Given request »
Send each entry back exactly as given, pictures excluded.

Records provided »
■ ■ ■ ■
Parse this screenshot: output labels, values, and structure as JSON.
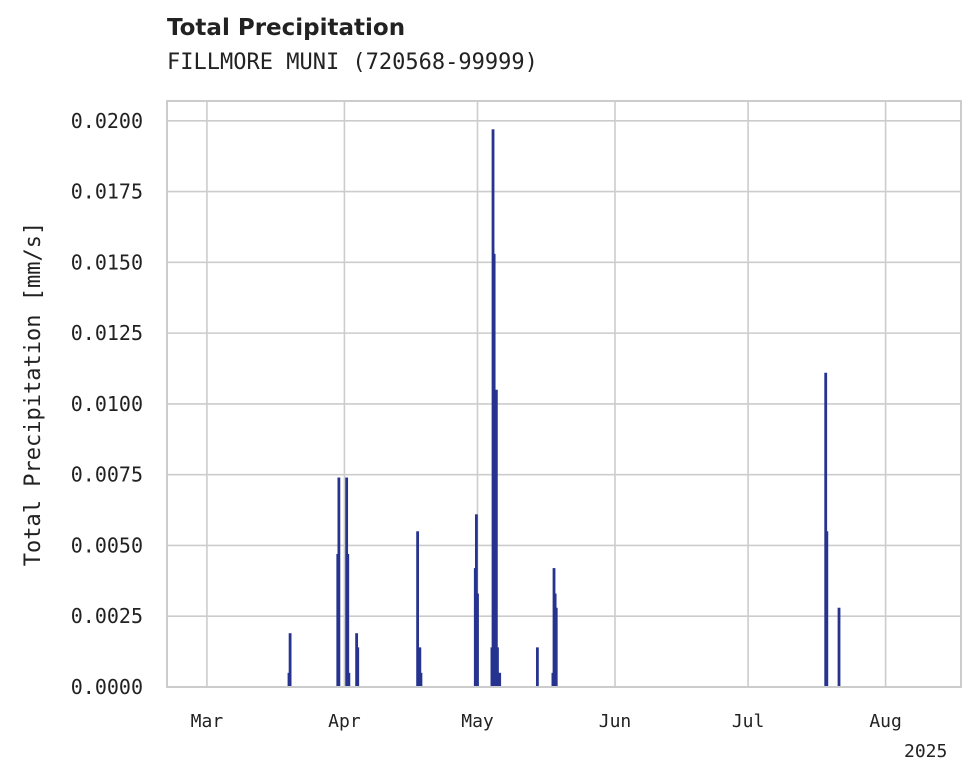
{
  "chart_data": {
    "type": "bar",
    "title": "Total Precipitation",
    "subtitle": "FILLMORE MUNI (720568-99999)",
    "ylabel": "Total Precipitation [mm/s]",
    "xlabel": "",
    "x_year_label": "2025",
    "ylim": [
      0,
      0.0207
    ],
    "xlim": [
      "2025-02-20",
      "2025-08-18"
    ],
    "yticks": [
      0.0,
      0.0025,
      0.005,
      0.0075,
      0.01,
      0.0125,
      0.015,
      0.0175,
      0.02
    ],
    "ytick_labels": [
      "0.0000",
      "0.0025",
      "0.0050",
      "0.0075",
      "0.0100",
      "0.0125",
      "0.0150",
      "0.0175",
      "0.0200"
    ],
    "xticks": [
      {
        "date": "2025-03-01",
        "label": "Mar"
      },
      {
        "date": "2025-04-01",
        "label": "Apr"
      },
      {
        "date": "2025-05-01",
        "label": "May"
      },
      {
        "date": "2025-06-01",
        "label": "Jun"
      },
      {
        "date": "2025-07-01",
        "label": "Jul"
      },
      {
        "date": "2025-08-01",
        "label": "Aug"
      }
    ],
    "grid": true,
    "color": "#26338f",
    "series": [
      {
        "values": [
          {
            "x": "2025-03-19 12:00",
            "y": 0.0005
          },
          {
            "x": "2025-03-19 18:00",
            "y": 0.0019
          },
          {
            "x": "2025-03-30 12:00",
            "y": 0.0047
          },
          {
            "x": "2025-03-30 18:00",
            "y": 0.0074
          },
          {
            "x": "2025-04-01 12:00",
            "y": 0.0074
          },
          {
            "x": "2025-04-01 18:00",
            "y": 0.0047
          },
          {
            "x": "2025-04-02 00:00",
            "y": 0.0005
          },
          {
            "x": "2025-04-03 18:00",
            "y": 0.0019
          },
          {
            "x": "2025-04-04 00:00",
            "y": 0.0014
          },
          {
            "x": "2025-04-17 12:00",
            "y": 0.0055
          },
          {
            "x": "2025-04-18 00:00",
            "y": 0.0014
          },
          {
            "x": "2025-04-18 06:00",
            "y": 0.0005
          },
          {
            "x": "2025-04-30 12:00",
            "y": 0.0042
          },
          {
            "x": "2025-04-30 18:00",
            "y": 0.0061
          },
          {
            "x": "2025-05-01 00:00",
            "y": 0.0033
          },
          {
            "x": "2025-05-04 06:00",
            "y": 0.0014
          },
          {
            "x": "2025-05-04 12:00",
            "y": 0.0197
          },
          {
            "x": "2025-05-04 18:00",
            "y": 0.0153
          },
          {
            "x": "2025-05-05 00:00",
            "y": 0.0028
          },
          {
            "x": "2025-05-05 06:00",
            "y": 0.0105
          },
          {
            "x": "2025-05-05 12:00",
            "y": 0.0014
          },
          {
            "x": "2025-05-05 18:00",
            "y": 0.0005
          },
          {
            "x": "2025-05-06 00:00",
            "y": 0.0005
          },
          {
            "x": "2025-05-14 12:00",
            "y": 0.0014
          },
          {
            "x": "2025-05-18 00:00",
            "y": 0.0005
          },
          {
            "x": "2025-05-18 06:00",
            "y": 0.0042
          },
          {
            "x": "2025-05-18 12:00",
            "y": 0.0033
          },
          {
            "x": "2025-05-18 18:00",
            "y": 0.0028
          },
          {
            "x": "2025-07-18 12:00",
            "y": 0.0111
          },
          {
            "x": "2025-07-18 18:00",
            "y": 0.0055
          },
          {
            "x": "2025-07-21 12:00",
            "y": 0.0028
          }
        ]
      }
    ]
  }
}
■ ■ ■ ■
Completed exercise »
Parse this screenshot: output labels, values, and structure as JSON.
{
  "chart_data": {
    "type": "bar",
    "title": "Total Precipitation",
    "subtitle": "FILLMORE MUNI (720568-99999)",
    "ylabel": "Total Precipitation [mm/s]",
    "xlabel": "",
    "x_year_label": "2025",
    "ylim": [
      0,
      0.0207
    ],
    "xlim": [
      "2025-02-20",
      "2025-08-18"
    ],
    "yticks": [
      0.0,
      0.0025,
      0.005,
      0.0075,
      0.01,
      0.0125,
      0.015,
      0.0175,
      0.02
    ],
    "ytick_labels": [
      "0.0000",
      "0.0025",
      "0.0050",
      "0.0075",
      "0.0100",
      "0.0125",
      "0.0150",
      "0.0175",
      "0.0200"
    ],
    "xticks": [
      {
        "date": "2025-03-01",
        "label": "Mar"
      },
      {
        "date": "2025-04-01",
        "label": "Apr"
      },
      {
        "date": "2025-05-01",
        "label": "May"
      },
      {
        "date": "2025-06-01",
        "label": "Jun"
      },
      {
        "date": "2025-07-01",
        "label": "Jul"
      },
      {
        "date": "2025-08-01",
        "label": "Aug"
      }
    ],
    "grid": true,
    "color": "#26338f",
    "series": [
      {
        "values": [
          {
            "x": "2025-03-19 12:00",
            "y": 0.0005
          },
          {
            "x": "2025-03-19 18:00",
            "y": 0.0019
          },
          {
            "x": "2025-03-30 12:00",
            "y": 0.0047
          },
          {
            "x": "2025-03-30 18:00",
            "y": 0.0074
          },
          {
            "x": "2025-04-01 12:00",
            "y": 0.0074
          },
          {
            "x": "2025-04-01 18:00",
            "y": 0.0047
          },
          {
            "x": "2025-04-02 00:00",
            "y": 0.0005
          },
          {
            "x": "2025-04-03 18:00",
            "y": 0.0019
          },
          {
            "x": "2025-04-04 00:00",
            "y": 0.0014
          },
          {
            "x": "2025-04-17 12:00",
            "y": 0.0055
          },
          {
            "x": "2025-04-18 00:00",
            "y": 0.0014
          },
          {
            "x": "2025-04-18 06:00",
            "y": 0.0005
          },
          {
            "x": "2025-04-30 12:00",
            "y": 0.0042
          },
          {
            "x": "2025-04-30 18:00",
            "y": 0.0061
          },
          {
            "x": "2025-05-01 00:00",
            "y": 0.0033
          },
          {
            "x": "2025-05-04 06:00",
            "y": 0.0014
          },
          {
            "x": "2025-05-04 12:00",
            "y": 0.0197
          },
          {
            "x": "2025-05-04 18:00",
            "y": 0.0153
          },
          {
            "x": "2025-05-05 00:00",
            "y": 0.0028
          },
          {
            "x": "2025-05-05 06:00",
            "y": 0.0105
          },
          {
            "x": "2025-05-05 12:00",
            "y": 0.0014
          },
          {
            "x": "2025-05-05 18:00",
            "y": 0.0005
          },
          {
            "x": "2025-05-06 00:00",
            "y": 0.0005
          },
          {
            "x": "2025-05-14 12:00",
            "y": 0.0014
          },
          {
            "x": "2025-05-18 00:00",
            "y": 0.0005
          },
          {
            "x": "2025-05-18 06:00",
            "y": 0.0042
          },
          {
            "x": "2025-05-18 12:00",
            "y": 0.0033
          },
          {
            "x": "2025-05-18 18:00",
            "y": 0.0028
          },
          {
            "x": "2025-07-18 12:00",
            "y": 0.0111
          },
          {
            "x": "2025-07-18 18:00",
            "y": 0.0055
          },
          {
            "x": "2025-07-21 12:00",
            "y": 0.0028
          }
        ]
      }
    ]
  }
}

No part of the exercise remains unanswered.